What you have to do: Read the records below and copy each line that contains "Ecrasement".

Data for processing:
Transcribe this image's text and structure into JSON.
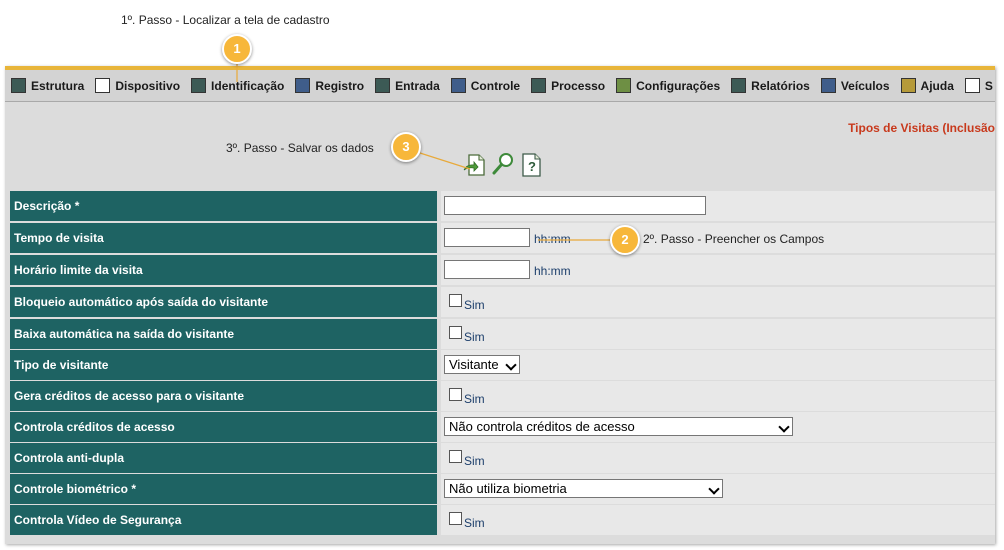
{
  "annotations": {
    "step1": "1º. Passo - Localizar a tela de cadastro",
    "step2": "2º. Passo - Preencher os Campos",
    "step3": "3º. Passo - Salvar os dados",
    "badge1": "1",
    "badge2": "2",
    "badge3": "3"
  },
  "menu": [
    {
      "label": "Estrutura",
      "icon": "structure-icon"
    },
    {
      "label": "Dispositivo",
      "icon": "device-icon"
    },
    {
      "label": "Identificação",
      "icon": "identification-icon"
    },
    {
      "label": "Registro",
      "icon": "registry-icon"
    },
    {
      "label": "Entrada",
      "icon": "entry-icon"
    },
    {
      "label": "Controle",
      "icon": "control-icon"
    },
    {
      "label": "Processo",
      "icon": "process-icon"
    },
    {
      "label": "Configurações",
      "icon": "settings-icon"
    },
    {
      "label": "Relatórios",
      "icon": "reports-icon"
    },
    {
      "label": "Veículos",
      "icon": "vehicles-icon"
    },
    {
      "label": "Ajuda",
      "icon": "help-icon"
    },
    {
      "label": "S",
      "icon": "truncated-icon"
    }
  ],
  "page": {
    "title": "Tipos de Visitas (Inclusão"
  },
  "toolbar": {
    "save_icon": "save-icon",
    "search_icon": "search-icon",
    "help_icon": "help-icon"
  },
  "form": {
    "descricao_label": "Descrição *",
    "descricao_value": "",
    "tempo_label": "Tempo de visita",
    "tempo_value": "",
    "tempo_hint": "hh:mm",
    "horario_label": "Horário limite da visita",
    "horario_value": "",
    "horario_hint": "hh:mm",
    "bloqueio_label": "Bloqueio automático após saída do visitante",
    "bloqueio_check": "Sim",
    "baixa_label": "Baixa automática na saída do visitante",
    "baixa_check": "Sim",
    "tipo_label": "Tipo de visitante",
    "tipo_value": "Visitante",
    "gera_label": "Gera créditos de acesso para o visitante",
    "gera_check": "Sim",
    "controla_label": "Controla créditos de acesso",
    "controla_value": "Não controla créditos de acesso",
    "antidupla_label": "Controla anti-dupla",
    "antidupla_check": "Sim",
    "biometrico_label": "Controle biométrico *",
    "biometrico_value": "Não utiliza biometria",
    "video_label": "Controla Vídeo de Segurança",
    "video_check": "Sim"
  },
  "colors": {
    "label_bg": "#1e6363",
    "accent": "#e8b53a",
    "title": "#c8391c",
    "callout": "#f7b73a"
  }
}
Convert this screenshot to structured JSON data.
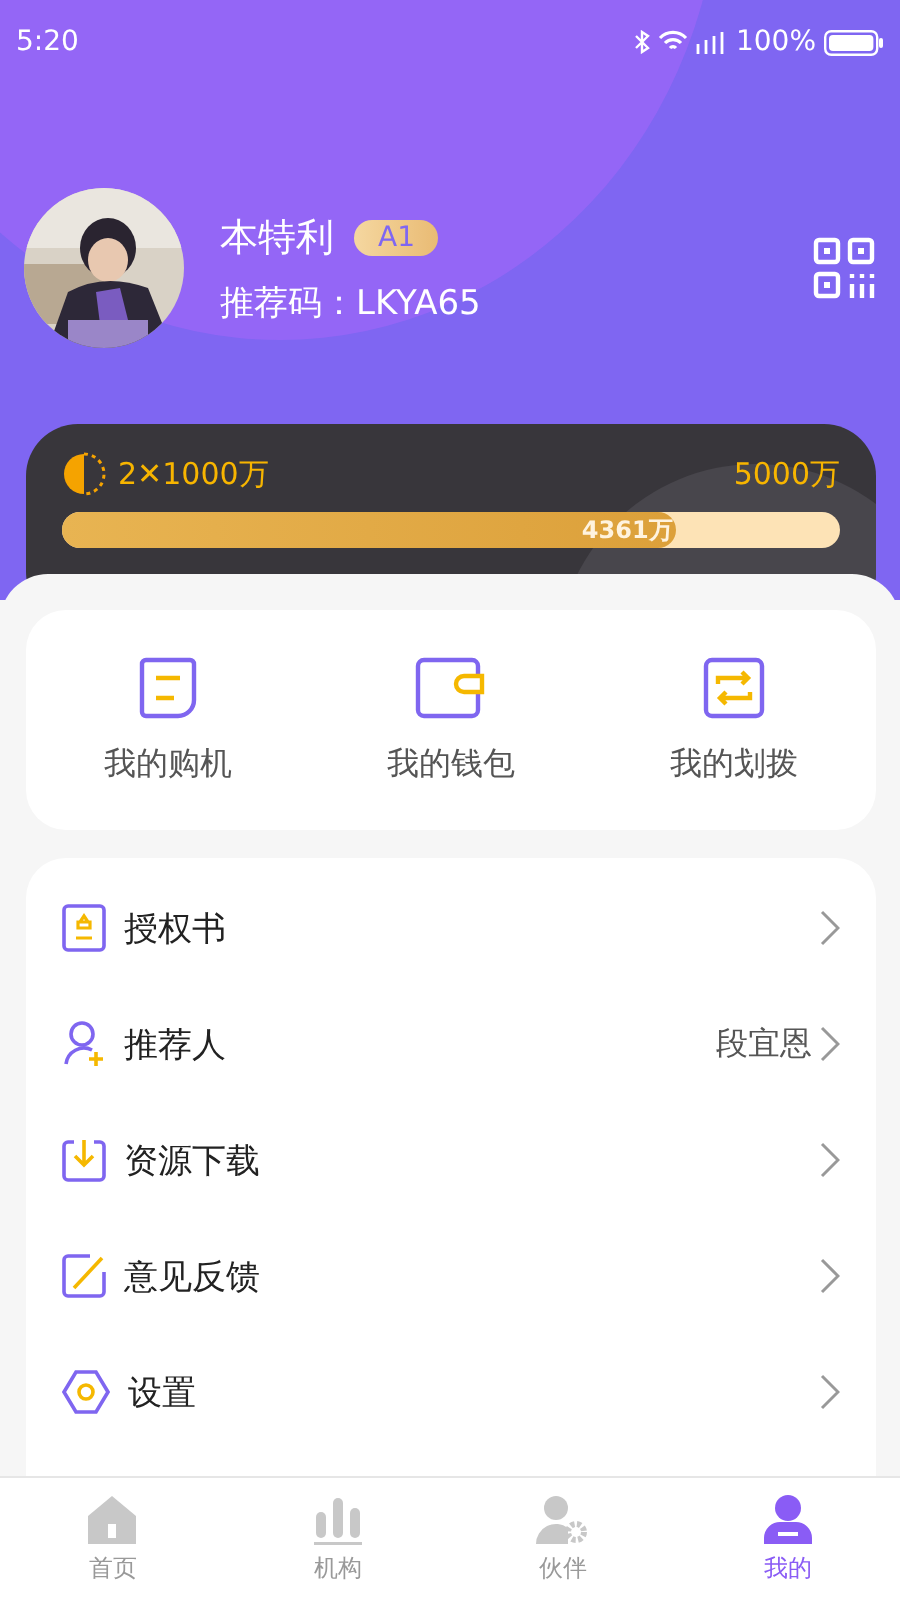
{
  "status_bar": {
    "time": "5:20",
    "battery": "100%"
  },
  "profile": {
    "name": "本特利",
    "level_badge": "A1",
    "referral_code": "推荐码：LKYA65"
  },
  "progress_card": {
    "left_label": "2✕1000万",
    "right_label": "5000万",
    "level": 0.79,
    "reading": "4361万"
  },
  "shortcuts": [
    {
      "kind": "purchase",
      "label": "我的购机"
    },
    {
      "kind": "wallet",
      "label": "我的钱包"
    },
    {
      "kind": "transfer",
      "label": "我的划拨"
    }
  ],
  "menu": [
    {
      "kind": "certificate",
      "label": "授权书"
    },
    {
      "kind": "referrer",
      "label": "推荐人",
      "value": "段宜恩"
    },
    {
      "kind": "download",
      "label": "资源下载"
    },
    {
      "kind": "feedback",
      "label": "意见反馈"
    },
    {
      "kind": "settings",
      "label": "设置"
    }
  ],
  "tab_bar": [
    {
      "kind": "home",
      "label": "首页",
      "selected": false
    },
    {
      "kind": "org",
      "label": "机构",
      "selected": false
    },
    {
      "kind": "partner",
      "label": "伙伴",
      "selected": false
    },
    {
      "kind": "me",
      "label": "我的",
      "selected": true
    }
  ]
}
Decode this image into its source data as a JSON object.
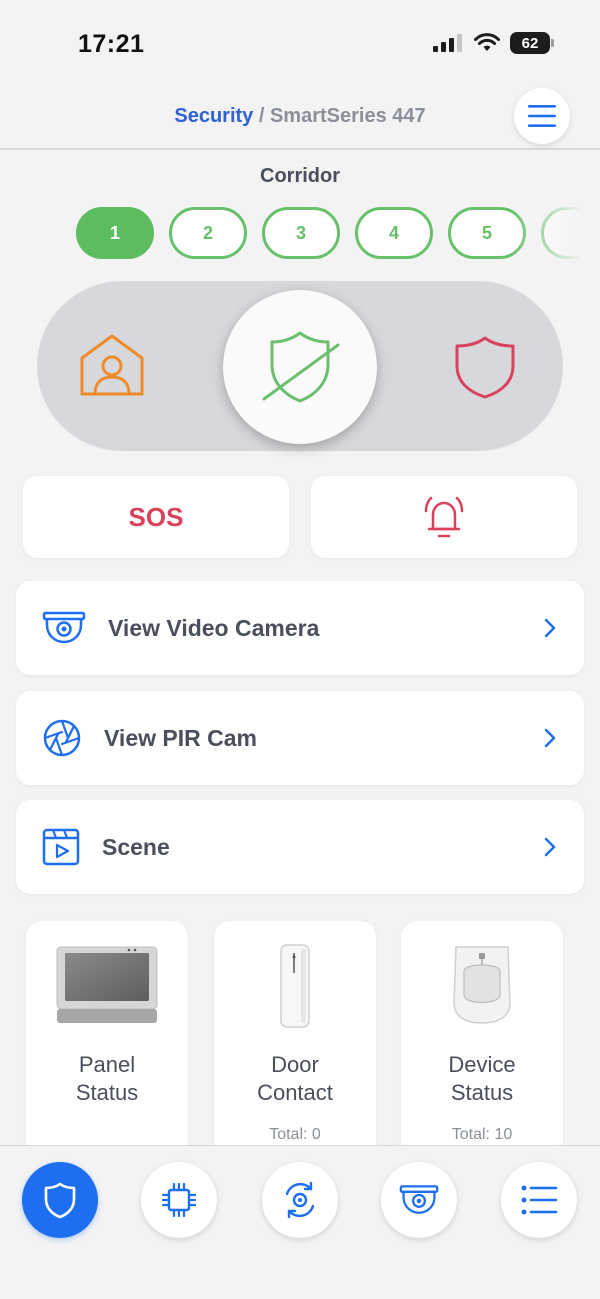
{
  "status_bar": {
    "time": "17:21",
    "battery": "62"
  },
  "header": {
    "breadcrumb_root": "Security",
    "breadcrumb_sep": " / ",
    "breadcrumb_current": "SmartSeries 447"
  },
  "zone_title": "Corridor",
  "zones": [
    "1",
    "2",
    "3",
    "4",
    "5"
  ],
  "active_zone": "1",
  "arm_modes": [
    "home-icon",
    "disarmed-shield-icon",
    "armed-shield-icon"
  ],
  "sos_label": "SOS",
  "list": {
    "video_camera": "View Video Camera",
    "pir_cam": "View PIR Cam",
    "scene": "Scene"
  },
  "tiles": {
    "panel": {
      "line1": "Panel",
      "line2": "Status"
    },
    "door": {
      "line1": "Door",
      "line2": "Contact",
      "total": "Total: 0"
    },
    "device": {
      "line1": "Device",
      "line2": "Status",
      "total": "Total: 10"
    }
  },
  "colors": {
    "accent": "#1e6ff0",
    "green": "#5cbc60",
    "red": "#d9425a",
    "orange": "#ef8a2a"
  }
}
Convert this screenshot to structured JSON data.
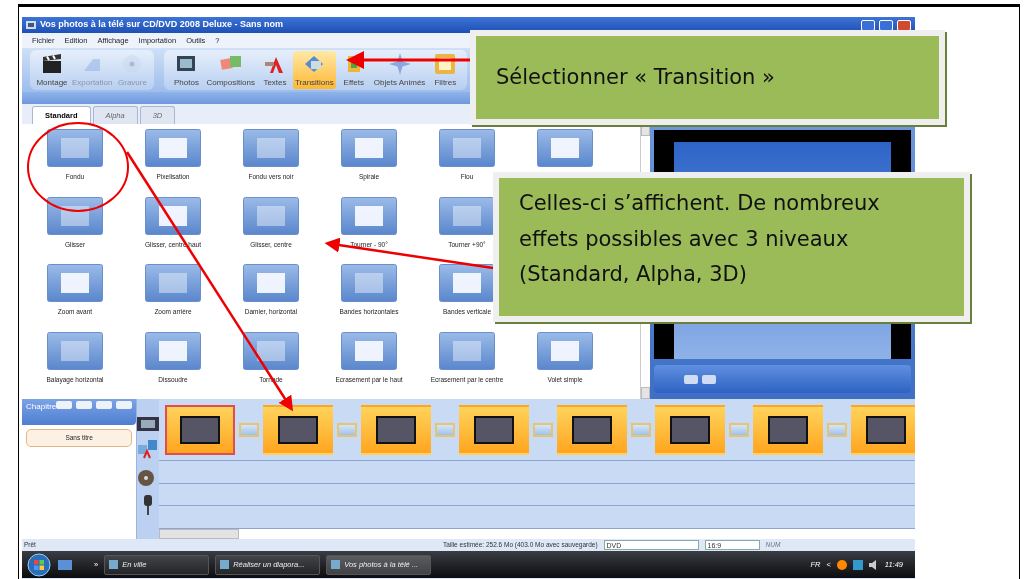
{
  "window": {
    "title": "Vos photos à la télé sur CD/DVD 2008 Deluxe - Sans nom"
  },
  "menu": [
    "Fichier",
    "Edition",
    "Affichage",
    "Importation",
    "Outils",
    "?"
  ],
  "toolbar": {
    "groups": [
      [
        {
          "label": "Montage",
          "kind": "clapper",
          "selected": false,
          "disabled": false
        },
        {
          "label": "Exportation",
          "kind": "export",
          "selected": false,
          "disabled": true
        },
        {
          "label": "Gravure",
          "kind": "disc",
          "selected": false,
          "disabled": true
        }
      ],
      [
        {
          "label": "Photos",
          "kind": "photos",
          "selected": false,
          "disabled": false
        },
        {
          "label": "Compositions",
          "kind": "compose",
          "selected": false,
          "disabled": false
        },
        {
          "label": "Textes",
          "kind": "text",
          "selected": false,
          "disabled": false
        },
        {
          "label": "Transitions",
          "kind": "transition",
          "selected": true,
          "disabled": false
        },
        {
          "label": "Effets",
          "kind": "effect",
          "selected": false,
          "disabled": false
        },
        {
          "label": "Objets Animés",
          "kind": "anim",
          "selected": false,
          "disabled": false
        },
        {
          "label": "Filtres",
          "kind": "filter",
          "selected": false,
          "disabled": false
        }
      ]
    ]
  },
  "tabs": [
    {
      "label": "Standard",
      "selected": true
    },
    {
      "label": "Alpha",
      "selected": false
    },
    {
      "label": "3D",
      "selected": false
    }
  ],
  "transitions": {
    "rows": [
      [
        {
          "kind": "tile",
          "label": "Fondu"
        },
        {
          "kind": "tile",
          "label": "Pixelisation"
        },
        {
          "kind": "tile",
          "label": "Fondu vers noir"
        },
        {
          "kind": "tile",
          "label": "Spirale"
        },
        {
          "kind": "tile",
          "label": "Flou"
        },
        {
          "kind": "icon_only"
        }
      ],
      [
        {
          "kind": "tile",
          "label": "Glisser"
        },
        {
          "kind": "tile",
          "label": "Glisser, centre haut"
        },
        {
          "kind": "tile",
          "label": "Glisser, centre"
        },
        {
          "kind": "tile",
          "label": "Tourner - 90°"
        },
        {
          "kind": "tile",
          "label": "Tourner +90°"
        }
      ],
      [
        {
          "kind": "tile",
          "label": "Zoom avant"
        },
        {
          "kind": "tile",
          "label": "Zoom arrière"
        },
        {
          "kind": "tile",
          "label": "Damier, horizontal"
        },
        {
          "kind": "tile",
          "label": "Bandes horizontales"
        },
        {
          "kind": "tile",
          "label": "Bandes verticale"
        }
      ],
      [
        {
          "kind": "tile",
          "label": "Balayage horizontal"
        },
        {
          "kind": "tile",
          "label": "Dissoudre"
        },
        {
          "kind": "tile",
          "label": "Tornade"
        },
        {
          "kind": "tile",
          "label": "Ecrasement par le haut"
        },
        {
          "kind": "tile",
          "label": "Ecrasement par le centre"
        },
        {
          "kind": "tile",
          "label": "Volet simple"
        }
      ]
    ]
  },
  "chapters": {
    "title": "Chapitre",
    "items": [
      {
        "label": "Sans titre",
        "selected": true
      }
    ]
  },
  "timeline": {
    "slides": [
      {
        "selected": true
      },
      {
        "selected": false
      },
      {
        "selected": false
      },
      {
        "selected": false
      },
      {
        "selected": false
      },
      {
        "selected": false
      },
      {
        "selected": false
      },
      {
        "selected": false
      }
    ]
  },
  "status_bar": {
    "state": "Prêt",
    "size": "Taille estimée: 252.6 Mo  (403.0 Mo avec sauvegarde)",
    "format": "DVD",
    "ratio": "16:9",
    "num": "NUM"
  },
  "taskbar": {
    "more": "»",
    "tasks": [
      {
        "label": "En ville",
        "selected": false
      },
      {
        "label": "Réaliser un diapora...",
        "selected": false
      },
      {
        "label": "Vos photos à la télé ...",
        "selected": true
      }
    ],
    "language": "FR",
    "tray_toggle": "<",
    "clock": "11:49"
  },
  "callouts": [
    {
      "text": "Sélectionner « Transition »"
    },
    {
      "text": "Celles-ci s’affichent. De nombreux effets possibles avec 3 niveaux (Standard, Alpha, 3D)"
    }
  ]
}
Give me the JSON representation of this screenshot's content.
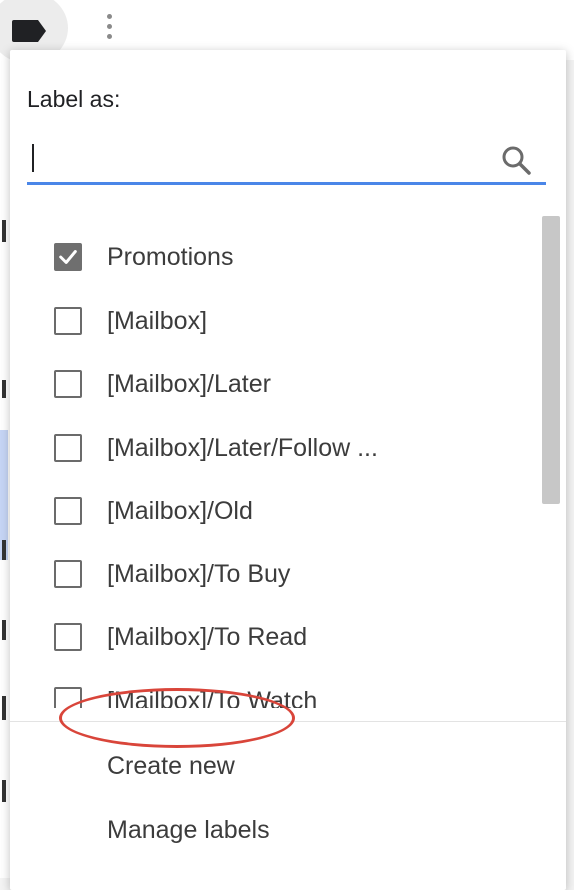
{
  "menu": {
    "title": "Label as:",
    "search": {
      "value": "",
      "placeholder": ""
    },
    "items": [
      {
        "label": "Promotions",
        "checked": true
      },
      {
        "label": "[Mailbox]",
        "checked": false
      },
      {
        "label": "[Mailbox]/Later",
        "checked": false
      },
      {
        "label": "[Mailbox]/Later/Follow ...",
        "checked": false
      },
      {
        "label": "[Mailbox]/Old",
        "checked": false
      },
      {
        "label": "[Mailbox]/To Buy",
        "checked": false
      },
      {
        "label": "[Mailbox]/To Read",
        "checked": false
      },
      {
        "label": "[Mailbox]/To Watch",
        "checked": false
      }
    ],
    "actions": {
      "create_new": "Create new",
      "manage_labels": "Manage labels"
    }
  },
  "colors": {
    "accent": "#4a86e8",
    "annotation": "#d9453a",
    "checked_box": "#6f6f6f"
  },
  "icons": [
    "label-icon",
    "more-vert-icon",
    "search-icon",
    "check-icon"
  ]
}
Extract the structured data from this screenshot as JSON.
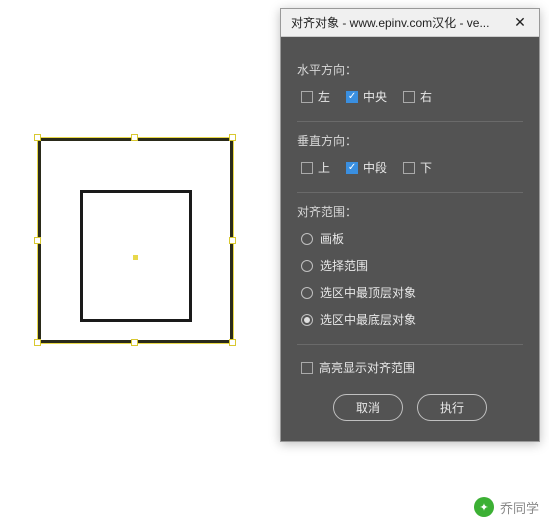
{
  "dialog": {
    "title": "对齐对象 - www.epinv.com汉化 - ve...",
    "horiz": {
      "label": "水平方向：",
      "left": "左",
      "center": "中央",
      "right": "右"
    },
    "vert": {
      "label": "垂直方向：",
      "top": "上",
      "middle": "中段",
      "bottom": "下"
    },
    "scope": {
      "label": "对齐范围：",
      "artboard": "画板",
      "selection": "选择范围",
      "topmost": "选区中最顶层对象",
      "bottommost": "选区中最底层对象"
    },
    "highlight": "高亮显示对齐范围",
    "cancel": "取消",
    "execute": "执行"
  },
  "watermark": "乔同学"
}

Solution for this exercise:
          "label": "Ecrasement par le haut"
          "label": "Ecrasement par le centre"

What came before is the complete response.